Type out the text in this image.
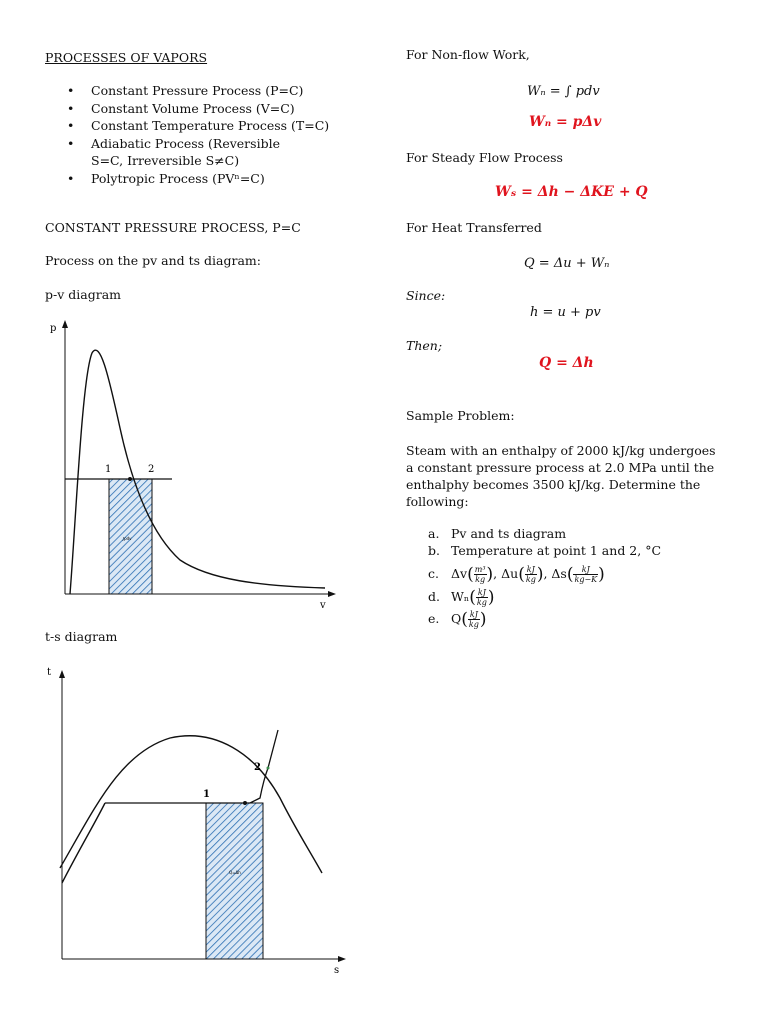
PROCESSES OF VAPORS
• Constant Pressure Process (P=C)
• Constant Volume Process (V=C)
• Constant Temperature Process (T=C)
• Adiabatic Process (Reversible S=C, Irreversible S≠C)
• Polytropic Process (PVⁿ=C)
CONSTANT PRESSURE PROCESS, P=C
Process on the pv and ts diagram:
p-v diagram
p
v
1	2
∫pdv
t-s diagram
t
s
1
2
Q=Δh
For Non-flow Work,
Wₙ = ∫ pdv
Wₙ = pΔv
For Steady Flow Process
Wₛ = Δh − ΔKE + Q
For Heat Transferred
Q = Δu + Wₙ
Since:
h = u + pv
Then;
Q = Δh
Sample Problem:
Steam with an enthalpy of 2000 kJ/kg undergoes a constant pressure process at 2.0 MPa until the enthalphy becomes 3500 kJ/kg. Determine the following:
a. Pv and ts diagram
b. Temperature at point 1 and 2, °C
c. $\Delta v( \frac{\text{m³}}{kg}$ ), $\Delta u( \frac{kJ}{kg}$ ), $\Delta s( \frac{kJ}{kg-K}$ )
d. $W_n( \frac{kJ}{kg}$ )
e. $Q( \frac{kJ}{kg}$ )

****************

Determine the number of lines in the entries above where the string "Temperature" appears. Answer with the number alone.

2